[OBJECTIVE] Collect every line that includes the string "Mean".

* * * * * * *

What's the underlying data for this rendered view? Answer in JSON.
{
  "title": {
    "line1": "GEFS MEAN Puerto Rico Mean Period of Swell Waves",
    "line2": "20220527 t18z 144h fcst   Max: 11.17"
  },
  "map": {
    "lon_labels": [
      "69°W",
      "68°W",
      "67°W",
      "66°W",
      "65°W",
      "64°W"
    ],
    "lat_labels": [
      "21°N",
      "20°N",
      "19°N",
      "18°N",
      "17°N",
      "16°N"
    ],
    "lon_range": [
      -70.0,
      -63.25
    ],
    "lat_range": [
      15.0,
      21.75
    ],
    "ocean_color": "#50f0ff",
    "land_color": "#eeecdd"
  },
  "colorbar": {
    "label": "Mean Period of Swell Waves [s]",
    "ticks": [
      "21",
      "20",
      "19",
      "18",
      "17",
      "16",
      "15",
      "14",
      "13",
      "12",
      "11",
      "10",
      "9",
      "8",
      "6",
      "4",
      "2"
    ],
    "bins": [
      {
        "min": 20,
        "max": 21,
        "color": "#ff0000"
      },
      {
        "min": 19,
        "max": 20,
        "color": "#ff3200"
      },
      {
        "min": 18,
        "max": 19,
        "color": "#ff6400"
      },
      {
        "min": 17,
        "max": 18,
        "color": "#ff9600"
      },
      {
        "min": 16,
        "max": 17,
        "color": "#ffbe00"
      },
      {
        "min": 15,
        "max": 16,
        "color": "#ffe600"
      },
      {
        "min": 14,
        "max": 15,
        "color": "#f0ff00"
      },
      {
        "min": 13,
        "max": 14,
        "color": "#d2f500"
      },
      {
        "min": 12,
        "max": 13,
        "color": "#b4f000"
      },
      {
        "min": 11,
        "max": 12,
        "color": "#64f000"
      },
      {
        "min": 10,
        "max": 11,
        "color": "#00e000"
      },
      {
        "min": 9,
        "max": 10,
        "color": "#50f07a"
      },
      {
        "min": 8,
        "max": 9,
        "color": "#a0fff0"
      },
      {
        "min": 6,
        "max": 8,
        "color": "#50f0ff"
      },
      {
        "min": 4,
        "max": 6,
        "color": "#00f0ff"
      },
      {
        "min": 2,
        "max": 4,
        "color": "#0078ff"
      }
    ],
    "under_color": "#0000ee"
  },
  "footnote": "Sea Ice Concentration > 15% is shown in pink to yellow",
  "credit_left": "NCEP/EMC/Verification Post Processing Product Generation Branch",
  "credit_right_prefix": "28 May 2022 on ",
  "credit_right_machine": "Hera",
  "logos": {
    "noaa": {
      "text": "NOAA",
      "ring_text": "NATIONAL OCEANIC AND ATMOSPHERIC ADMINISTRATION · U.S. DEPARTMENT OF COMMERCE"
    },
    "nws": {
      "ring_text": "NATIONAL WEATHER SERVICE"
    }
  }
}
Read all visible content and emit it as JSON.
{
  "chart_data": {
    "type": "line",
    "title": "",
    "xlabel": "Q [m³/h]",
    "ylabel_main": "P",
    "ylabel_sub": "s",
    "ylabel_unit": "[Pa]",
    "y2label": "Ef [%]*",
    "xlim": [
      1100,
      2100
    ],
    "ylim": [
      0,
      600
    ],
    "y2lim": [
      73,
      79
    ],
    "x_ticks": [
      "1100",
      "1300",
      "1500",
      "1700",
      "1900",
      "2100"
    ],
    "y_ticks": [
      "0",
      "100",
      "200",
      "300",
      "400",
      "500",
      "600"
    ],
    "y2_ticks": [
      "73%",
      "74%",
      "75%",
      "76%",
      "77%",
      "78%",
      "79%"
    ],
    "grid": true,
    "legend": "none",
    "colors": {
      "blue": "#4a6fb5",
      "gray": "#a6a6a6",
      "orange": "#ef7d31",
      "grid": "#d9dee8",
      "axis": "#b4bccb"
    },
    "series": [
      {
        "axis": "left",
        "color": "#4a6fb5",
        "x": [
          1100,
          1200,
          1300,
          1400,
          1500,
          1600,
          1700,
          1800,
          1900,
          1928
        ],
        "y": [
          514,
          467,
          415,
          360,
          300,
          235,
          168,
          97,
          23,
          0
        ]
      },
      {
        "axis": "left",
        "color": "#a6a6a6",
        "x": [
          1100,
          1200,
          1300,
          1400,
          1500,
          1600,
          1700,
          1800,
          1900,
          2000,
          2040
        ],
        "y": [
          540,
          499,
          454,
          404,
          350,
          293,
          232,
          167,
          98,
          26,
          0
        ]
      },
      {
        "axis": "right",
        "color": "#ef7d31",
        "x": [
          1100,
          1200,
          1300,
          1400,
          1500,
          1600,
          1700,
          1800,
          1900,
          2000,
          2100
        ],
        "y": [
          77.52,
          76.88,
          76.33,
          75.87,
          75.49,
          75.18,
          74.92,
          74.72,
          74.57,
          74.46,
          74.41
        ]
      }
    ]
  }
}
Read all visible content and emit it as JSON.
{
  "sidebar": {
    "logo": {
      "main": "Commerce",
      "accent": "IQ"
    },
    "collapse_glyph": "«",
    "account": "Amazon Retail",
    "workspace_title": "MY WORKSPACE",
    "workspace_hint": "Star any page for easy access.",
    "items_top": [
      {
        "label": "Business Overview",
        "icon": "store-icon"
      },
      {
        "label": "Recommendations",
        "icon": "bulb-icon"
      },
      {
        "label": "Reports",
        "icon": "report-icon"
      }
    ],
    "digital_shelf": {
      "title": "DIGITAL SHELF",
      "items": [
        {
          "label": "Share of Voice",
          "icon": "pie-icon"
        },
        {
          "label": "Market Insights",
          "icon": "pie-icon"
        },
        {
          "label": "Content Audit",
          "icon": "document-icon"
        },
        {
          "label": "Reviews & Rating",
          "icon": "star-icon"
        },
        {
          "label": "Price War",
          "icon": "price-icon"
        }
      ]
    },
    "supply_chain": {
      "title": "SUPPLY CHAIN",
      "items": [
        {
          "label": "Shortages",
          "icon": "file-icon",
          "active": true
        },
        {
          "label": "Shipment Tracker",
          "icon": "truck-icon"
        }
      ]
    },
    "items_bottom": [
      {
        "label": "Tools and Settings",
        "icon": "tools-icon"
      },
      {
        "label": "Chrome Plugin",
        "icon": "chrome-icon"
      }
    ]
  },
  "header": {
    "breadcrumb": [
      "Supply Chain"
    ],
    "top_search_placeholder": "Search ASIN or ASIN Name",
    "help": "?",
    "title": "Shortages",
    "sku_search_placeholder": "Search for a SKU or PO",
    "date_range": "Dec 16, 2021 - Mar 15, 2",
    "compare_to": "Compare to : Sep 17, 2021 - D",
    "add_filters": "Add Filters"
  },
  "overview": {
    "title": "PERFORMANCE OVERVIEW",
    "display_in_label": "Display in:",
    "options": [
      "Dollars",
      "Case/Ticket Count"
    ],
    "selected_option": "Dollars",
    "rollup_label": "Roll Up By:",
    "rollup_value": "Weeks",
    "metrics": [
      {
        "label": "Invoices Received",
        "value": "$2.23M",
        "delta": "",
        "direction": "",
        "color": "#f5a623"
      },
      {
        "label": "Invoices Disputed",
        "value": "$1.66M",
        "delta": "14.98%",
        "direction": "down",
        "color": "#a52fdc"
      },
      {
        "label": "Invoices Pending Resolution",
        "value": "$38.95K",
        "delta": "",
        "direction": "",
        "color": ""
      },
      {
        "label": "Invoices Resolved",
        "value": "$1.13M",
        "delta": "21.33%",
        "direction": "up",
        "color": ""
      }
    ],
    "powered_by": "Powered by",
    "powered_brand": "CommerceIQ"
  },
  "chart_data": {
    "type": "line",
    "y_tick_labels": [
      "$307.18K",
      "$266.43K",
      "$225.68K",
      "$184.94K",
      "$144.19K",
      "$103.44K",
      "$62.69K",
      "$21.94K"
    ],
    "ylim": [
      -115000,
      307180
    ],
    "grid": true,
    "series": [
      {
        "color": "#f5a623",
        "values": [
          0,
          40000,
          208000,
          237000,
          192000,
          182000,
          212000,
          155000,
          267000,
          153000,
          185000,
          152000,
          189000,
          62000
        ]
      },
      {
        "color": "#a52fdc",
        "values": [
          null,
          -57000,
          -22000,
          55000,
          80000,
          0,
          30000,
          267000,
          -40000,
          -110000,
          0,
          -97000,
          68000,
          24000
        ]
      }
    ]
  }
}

* * * * * * *

[CORRECT ANSWER]
    "line1": "GEFS MEAN Puerto Rico Mean Period of Swell Waves",
    "label": "Mean Period of Swell Waves [s]",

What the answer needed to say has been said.